→ GIVEN EXERCISE:
Look through the material below for "name". Copy every line that contains it.

→ ITEMS:
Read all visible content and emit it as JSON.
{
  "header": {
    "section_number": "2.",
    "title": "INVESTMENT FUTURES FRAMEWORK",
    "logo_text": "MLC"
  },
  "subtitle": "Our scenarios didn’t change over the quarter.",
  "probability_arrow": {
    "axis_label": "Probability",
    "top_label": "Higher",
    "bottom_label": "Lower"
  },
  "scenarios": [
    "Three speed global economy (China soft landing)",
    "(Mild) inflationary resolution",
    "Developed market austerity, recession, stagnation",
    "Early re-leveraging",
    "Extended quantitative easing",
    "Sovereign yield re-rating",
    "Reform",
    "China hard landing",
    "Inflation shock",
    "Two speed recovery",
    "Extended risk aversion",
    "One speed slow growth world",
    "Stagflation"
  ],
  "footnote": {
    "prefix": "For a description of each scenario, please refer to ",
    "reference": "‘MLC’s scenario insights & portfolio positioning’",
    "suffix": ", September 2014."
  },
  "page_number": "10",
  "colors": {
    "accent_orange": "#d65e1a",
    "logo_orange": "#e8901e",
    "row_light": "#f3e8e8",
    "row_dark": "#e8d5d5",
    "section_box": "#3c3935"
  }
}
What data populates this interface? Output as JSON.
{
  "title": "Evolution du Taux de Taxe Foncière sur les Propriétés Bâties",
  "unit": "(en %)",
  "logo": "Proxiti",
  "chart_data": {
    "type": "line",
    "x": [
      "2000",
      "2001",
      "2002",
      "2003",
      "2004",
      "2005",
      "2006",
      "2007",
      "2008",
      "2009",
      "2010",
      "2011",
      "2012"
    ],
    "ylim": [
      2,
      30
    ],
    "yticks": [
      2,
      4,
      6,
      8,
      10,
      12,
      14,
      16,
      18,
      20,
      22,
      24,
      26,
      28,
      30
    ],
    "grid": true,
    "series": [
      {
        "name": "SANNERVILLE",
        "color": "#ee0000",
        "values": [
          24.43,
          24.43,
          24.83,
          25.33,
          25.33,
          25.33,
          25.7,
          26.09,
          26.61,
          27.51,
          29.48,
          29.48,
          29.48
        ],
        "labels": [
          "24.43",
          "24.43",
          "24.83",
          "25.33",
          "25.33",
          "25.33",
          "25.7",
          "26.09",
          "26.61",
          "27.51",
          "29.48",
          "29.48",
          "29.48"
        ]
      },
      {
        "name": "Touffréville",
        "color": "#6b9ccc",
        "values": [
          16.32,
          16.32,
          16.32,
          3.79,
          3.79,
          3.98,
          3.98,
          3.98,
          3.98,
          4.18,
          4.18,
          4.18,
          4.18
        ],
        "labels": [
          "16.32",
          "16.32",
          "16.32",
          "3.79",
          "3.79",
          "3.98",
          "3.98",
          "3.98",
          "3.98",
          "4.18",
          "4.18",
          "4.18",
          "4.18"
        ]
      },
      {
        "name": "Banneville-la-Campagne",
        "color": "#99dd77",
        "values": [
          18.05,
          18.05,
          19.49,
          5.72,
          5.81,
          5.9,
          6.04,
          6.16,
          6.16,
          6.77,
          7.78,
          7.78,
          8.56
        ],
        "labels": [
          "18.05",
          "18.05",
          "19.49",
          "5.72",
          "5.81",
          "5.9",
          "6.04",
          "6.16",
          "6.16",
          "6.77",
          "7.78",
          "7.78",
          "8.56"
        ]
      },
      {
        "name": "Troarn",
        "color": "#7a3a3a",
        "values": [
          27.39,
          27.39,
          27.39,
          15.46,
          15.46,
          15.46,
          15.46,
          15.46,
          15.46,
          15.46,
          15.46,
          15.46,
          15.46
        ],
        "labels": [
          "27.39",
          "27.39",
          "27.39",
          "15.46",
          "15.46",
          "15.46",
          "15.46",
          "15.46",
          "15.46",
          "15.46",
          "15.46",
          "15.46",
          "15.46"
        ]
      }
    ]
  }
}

→ TASK RESULT:
        "name": "SANNERVILLE",
        "name": "Touffréville",
        "name": "Banneville-la-Campagne",
        "name": "Troarn",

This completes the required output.